Determine how many lines contain the string "Delivery". Respond with that number and nothing more.

▼

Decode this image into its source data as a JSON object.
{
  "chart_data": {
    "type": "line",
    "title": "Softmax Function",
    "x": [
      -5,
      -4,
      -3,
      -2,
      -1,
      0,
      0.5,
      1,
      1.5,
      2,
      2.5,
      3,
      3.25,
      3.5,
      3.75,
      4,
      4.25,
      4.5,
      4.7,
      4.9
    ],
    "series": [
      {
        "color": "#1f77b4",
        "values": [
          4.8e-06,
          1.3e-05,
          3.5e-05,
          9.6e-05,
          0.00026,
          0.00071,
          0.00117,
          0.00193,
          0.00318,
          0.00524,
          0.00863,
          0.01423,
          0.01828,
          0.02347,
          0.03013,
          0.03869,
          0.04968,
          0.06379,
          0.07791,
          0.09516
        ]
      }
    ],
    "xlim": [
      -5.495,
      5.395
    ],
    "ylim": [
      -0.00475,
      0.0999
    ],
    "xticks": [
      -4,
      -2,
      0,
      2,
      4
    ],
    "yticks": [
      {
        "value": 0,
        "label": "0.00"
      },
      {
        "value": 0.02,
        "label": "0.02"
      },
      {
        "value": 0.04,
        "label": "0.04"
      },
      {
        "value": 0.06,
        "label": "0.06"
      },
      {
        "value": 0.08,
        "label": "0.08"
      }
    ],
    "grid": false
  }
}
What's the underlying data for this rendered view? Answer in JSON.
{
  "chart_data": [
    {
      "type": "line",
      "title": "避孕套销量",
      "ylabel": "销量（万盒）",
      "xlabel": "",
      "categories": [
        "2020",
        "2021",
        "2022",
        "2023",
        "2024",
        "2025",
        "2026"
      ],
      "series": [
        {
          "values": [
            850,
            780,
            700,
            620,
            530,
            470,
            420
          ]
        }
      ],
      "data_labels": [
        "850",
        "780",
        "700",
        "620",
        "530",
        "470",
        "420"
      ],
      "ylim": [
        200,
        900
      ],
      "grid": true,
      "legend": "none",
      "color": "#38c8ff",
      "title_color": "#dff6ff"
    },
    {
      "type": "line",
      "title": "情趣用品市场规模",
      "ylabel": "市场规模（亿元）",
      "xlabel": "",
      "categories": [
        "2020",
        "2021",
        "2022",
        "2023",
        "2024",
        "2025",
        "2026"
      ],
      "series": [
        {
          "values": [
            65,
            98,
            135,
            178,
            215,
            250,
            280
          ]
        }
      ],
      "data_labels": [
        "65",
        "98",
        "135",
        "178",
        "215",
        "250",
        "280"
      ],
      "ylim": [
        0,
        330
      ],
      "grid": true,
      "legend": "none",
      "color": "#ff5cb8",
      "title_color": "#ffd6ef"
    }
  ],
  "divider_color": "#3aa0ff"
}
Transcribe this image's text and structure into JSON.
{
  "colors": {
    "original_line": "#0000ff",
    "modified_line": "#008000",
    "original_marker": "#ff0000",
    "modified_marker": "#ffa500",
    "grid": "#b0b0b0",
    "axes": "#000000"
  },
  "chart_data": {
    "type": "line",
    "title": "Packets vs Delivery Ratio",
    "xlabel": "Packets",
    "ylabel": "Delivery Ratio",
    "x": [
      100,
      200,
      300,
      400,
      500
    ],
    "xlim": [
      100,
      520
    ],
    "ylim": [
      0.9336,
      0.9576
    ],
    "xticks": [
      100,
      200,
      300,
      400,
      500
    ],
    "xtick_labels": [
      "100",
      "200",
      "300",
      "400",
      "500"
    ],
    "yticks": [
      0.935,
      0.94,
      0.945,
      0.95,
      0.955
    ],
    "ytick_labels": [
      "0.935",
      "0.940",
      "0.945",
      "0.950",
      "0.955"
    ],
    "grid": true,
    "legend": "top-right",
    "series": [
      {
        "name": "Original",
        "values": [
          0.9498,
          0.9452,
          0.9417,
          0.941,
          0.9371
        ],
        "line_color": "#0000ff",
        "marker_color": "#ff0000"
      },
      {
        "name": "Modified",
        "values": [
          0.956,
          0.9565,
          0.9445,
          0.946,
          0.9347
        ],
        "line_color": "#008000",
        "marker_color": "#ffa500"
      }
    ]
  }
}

▲
▼

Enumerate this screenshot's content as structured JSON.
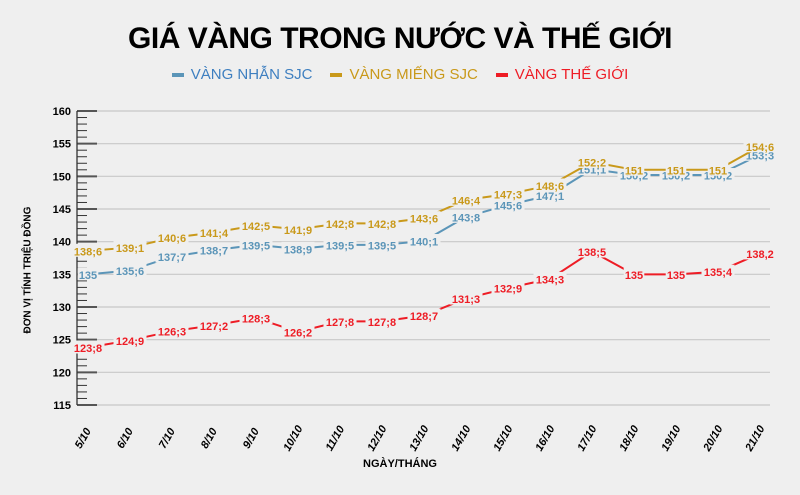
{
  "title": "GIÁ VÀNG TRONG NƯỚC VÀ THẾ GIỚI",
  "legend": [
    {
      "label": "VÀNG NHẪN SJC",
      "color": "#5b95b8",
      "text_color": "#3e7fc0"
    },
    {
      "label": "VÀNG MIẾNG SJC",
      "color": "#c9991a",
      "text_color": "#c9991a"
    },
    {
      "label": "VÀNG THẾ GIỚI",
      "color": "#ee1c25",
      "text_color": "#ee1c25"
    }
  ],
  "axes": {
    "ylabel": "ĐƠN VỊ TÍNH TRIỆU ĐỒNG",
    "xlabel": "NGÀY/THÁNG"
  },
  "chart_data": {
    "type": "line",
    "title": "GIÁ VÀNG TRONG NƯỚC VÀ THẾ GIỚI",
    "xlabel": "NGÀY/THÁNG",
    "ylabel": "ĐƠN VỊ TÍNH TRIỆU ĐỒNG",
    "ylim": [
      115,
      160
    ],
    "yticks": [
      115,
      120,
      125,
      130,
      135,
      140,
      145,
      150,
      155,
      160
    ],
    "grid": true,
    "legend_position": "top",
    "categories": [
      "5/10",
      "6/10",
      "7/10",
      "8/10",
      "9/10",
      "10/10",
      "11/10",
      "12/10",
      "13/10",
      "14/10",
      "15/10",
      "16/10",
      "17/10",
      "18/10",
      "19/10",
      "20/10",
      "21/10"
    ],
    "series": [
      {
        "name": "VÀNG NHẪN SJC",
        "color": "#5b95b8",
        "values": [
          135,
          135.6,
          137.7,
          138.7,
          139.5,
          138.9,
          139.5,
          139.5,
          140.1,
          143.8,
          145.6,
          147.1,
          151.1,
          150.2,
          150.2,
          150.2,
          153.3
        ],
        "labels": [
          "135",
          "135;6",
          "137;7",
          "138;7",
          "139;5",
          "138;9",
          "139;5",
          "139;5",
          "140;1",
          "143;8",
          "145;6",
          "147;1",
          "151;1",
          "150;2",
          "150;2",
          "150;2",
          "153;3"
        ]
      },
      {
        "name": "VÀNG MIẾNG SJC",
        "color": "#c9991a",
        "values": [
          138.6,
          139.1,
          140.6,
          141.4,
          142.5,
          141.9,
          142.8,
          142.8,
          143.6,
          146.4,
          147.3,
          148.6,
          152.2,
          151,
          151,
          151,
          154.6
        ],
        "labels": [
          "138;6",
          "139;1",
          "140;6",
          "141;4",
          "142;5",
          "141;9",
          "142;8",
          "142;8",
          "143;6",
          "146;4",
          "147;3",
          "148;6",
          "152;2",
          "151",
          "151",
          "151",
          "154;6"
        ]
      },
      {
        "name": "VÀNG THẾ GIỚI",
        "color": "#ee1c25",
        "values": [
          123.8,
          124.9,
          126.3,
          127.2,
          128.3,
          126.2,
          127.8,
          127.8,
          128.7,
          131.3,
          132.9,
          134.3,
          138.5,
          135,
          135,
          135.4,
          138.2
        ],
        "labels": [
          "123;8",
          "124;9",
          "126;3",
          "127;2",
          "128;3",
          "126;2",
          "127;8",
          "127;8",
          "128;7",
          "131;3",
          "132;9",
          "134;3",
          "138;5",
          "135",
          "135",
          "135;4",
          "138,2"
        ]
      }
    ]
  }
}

▲
▼

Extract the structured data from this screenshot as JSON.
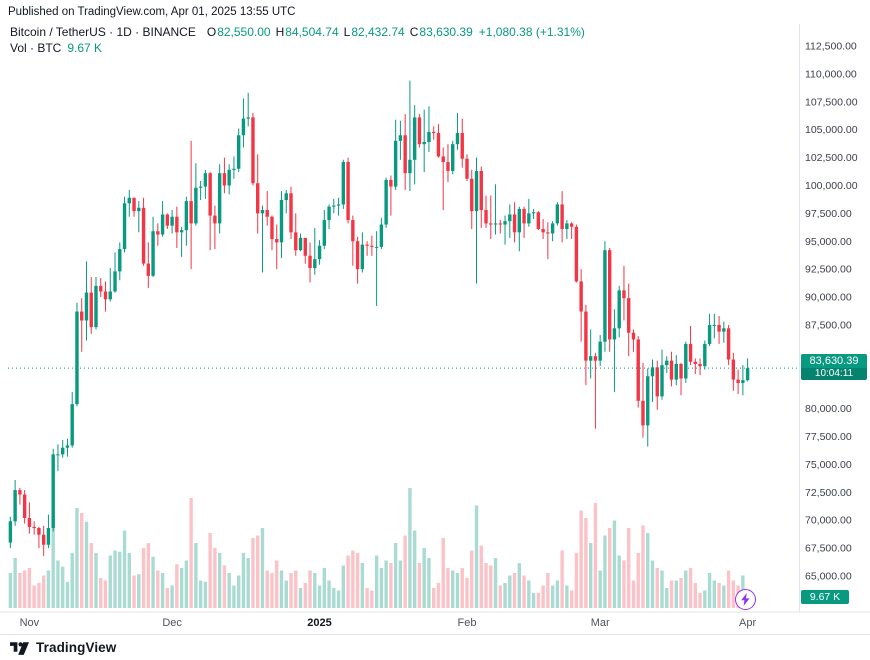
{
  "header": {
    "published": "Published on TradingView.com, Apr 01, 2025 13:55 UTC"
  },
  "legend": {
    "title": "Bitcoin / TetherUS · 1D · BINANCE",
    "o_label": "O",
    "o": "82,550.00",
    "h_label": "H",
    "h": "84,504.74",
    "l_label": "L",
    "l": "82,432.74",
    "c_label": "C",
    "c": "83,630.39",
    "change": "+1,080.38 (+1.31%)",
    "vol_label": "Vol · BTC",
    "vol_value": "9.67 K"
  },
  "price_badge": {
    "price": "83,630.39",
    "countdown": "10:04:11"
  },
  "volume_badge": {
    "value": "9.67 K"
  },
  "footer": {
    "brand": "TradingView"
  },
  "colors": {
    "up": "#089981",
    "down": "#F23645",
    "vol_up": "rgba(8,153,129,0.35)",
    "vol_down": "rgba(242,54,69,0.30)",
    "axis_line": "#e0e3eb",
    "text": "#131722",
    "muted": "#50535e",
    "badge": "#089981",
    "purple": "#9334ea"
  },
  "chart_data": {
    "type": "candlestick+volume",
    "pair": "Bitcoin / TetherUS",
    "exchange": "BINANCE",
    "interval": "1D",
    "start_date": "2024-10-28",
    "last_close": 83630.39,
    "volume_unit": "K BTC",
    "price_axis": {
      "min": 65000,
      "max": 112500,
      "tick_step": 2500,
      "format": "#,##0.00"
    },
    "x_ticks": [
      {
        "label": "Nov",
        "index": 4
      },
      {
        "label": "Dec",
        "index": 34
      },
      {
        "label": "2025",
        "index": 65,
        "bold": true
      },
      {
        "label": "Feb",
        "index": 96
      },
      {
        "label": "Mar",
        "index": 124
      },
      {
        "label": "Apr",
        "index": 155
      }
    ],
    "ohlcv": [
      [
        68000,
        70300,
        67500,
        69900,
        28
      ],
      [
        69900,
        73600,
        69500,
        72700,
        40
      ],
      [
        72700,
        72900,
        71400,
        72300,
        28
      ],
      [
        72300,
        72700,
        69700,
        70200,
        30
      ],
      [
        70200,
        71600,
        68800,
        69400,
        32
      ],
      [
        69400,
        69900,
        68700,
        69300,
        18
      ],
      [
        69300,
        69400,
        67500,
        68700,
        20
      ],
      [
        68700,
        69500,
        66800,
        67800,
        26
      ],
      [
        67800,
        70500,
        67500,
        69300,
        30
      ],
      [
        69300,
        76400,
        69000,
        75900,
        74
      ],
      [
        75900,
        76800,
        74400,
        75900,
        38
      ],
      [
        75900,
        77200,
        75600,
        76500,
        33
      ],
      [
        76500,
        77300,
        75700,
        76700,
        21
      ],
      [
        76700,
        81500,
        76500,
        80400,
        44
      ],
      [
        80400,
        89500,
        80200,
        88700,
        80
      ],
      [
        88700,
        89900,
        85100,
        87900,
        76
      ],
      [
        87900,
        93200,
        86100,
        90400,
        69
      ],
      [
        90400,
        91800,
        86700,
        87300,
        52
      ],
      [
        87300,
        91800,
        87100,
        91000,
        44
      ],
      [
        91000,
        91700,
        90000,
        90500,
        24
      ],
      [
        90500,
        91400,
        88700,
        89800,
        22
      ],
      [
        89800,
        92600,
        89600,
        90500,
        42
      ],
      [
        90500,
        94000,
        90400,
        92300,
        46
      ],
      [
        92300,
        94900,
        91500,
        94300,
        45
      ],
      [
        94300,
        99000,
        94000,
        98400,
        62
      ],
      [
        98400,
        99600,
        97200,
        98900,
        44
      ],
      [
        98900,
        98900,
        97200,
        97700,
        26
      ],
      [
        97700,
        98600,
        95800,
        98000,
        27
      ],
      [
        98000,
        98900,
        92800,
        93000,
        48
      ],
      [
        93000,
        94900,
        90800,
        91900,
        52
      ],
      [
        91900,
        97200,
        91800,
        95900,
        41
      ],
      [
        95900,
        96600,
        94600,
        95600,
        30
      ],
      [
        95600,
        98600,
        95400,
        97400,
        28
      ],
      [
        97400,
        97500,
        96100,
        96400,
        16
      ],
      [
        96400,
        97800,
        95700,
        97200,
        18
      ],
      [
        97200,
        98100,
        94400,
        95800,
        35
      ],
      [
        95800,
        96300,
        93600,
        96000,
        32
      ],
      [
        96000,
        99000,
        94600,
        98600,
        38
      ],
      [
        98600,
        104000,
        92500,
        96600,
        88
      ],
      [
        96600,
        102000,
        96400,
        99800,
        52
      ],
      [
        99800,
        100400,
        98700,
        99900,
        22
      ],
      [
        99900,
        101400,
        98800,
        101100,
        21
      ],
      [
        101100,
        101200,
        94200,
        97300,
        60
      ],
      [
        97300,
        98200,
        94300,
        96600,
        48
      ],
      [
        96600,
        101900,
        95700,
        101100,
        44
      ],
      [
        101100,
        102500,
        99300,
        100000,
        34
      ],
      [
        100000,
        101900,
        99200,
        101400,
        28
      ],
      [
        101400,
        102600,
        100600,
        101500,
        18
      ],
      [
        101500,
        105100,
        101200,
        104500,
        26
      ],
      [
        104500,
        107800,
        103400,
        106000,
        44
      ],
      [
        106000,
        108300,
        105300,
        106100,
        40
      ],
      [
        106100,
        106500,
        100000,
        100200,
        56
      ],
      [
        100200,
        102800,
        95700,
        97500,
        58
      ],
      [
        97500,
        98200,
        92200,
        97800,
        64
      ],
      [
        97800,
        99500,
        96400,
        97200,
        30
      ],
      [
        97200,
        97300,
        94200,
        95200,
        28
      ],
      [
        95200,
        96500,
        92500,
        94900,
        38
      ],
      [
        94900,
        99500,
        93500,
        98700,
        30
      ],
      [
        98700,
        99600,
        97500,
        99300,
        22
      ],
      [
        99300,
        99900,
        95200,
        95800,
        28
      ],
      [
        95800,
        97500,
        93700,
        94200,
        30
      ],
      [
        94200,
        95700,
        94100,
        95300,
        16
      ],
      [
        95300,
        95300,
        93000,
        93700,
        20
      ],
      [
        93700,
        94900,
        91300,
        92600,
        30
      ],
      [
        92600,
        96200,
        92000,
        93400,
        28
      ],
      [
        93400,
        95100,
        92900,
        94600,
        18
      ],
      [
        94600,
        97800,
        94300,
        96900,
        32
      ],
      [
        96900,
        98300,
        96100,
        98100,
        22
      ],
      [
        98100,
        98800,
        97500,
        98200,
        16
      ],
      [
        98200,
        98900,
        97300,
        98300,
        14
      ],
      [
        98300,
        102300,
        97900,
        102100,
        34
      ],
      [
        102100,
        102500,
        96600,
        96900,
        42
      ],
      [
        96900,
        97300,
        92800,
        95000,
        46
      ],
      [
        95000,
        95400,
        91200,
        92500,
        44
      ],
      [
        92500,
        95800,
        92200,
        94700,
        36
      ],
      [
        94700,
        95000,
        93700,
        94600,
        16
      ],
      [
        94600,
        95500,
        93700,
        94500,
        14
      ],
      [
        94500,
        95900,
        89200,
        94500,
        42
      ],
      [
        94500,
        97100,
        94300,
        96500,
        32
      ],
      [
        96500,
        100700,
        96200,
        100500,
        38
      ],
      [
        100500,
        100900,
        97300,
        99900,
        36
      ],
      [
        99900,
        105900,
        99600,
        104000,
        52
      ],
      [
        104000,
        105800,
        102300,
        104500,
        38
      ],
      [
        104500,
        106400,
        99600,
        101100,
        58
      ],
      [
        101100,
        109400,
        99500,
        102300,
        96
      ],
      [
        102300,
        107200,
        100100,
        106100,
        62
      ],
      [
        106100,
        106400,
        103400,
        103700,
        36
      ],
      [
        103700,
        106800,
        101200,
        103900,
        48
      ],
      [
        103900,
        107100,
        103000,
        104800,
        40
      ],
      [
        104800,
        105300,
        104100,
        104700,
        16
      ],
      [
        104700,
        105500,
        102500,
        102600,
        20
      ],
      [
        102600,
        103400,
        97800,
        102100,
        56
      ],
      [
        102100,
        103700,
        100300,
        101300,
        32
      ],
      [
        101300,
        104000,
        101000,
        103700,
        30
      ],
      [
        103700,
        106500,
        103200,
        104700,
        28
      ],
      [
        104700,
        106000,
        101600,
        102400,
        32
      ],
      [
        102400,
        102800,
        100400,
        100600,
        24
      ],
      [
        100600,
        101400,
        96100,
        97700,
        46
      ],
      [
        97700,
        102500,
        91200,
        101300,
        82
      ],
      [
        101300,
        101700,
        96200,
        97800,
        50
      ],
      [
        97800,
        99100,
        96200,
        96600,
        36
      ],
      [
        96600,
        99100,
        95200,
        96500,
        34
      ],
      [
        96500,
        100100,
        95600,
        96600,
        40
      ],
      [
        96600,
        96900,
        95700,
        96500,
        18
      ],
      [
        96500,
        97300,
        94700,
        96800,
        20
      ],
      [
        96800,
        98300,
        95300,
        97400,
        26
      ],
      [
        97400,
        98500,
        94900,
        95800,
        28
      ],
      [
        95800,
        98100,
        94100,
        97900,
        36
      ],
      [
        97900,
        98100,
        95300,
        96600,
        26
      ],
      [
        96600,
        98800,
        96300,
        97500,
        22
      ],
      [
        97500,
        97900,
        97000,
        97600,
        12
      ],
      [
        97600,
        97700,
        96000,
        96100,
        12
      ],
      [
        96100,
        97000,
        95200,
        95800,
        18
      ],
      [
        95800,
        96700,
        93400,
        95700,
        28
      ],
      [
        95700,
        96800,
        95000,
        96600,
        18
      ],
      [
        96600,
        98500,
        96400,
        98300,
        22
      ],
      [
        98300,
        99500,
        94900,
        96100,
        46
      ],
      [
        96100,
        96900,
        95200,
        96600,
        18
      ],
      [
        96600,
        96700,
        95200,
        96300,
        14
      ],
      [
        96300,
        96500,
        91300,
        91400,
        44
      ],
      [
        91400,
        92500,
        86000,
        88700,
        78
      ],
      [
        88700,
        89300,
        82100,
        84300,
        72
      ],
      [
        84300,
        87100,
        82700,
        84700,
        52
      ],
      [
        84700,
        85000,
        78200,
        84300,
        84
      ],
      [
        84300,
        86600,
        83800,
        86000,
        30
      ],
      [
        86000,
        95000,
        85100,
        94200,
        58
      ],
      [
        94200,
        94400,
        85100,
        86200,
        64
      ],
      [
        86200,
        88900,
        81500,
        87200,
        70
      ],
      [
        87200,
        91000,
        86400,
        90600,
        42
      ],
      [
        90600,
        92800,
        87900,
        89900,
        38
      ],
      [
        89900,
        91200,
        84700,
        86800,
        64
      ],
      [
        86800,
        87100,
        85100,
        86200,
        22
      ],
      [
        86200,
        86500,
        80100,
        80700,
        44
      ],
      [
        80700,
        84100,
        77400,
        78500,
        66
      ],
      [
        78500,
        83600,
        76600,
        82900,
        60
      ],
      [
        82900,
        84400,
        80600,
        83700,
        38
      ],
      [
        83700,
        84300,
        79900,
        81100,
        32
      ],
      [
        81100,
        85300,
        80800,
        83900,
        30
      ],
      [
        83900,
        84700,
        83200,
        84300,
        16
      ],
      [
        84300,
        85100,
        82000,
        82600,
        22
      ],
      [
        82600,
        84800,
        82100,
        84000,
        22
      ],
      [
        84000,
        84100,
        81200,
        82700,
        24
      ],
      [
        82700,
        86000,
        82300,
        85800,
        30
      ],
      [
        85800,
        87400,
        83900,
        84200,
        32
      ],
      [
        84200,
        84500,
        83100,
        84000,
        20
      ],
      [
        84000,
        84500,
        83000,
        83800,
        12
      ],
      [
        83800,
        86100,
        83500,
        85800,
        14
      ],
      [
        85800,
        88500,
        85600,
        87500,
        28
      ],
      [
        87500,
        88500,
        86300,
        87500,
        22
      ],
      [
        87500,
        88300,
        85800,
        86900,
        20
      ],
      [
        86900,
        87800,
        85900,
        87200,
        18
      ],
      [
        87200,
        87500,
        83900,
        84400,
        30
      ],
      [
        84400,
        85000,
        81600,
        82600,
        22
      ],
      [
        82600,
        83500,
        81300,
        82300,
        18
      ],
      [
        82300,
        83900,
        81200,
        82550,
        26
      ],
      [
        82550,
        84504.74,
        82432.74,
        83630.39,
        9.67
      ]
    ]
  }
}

▲

**The completed task**. 2